*To do*: Set down the material once more, exactly as it appears.
## BEGIN
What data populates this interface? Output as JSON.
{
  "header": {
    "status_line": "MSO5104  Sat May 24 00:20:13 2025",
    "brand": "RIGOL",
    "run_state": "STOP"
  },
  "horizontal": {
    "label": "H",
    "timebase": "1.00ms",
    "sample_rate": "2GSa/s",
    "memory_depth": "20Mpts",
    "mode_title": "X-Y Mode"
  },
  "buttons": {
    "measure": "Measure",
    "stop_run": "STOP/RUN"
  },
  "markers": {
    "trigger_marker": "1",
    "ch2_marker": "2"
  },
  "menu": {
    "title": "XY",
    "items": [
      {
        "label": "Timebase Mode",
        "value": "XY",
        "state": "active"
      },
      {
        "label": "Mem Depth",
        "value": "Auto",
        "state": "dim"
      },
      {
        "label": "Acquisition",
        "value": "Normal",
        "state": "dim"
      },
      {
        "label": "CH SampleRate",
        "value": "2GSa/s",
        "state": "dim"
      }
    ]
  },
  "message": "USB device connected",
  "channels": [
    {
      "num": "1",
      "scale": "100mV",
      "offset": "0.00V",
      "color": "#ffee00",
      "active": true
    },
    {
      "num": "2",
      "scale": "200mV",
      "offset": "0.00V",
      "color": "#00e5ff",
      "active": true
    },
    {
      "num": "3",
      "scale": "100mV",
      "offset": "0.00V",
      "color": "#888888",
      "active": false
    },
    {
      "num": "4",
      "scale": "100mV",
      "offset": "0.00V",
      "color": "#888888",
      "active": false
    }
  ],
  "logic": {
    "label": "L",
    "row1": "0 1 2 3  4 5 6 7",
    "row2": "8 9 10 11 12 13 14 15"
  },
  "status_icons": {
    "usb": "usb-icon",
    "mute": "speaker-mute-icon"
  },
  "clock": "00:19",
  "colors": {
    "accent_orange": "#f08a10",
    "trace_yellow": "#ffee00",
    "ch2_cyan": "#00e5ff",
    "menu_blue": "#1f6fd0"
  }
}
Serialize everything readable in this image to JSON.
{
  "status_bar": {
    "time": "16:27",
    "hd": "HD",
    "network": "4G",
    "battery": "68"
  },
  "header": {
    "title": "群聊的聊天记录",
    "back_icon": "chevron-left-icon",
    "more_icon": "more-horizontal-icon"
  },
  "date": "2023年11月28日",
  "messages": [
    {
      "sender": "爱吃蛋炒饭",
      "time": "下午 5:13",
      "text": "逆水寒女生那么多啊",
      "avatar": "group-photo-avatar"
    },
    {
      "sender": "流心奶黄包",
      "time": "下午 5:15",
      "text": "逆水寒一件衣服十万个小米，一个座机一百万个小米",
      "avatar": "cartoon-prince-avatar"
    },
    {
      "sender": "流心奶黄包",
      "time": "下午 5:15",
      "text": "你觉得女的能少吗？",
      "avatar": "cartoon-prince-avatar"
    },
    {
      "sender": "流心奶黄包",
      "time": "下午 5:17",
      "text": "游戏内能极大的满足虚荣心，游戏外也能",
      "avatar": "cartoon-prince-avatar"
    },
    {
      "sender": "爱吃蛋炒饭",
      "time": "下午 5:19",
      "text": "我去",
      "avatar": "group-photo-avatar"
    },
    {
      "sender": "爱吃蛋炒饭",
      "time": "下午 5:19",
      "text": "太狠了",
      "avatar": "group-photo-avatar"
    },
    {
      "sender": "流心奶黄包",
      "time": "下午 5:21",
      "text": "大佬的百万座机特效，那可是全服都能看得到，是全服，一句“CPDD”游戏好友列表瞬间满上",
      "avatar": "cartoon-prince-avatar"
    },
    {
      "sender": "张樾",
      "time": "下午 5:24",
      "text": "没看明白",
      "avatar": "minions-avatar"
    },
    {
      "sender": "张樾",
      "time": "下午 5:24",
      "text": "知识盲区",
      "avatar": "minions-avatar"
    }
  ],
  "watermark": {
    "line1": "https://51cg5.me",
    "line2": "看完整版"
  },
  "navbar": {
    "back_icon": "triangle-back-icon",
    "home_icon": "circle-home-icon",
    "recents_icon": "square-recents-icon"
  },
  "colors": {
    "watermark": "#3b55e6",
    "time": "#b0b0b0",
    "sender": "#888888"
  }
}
## END
*Response*:
What data populates this interface? Output as JSON.
{
  "header": {
    "status_line": "MSO5104  Sat May 24 00:20:13 2025",
    "brand": "RIGOL",
    "run_state": "STOP"
  },
  "horizontal": {
    "label": "H",
    "timebase": "1.00ms",
    "sample_rate": "2GSa/s",
    "memory_depth": "20Mpts",
    "mode_title": "X-Y Mode"
  },
  "buttons": {
    "measure": "Measure",
    "stop_run": "STOP/RUN"
  },
  "markers": {
    "trigger_marker": "1",
    "ch2_marker": "2"
  },
  "menu": {
    "title": "XY",
    "items": [
      {
        "label": "Timebase Mode",
        "value": "XY",
        "state": "active"
      },
      {
        "label": "Mem Depth",
        "value": "Auto",
        "state": "dim"
      },
      {
        "label": "Acquisition",
        "value": "Normal",
        "state": "dim"
      },
      {
        "label": "CH SampleRate",
        "value": "2GSa/s",
        "state": "dim"
      }
    ]
  },
  "message": "USB device connected",
  "channels": [
    {
      "num": "1",
      "scale": "100mV",
      "offset": "0.00V",
      "color": "#ffee00",
      "active": true
    },
    {
      "num": "2",
      "scale": "200mV",
      "offset": "0.00V",
      "color": "#00e5ff",
      "active": true
    },
    {
      "num": "3",
      "scale": "100mV",
      "offset": "0.00V",
      "color": "#888888",
      "active": false
    },
    {
      "num": "4",
      "scale": "100mV",
      "offset": "0.00V",
      "color": "#888888",
      "active": false
    }
  ],
  "logic": {
    "label": "L",
    "row1": "0 1 2 3  4 5 6 7",
    "row2": "8 9 10 11 12 13 14 15"
  },
  "status_icons": {
    "usb": "usb-icon",
    "mute": "speaker-mute-icon"
  },
  "clock": "00:19",
  "colors": {
    "accent_orange": "#f08a10",
    "trace_yellow": "#ffee00",
    "ch2_cyan": "#00e5ff",
    "menu_blue": "#1f6fd0"
  }
}
Serialize everything readable in this image to JSON.
{
  "status_bar": {
    "time": "16:27",
    "hd": "HD",
    "network": "4G",
    "battery": "68"
  },
  "header": {
    "title": "群聊的聊天记录",
    "back_icon": "chevron-left-icon",
    "more_icon": "more-horizontal-icon"
  },
  "date": "2023年11月28日",
  "messages": [
    {
      "sender": "爱吃蛋炒饭",
      "time": "下午 5:13",
      "text": "逆水寒女生那么多啊",
      "avatar": "group-photo-avatar"
    },
    {
      "sender": "流心奶黄包",
      "time": "下午 5:15",
      "text": "逆水寒一件衣服十万个小米，一个座机一百万个小米",
      "avatar": "cartoon-prince-avatar"
    },
    {
      "sender": "流心奶黄包",
      "time": "下午 5:15",
      "text": "你觉得女的能少吗？",
      "avatar": "cartoon-prince-avatar"
    },
    {
      "sender": "流心奶黄包",
      "time": "下午 5:17",
      "text": "游戏内能极大的满足虚荣心，游戏外也能",
      "avatar": "cartoon-prince-avatar"
    },
    {
      "sender": "爱吃蛋炒饭",
      "time": "下午 5:19",
      "text": "我去",
      "avatar": "group-photo-avatar"
    },
    {
      "sender": "爱吃蛋炒饭",
      "time": "下午 5:19",
      "text": "太狠了",
      "avatar": "group-photo-avatar"
    },
    {
      "sender": "流心奶黄包",
      "time": "下午 5:21",
      "text": "大佬的百万座机特效，那可是全服都能看得到，是全服，一句“CPDD”游戏好友列表瞬间满上",
      "avatar": "cartoon-prince-avatar"
    },
    {
      "sender": "张樾",
      "time": "下午 5:24",
      "text": "没看明白",
      "avatar": "minions-avatar"
    },
    {
      "sender": "张樾",
      "time": "下午 5:24",
      "text": "知识盲区",
      "avatar": "minions-avatar"
    }
  ],
  "watermark": {
    "line1": "https://51cg5.me",
    "line2": "看完整版"
  },
  "navbar": {
    "back_icon": "triangle-back-icon",
    "home_icon": "circle-home-icon",
    "recents_icon": "square-recents-icon"
  },
  "colors": {
    "watermark": "#3b55e6",
    "time": "#b0b0b0",
    "sender": "#888888"
  }
}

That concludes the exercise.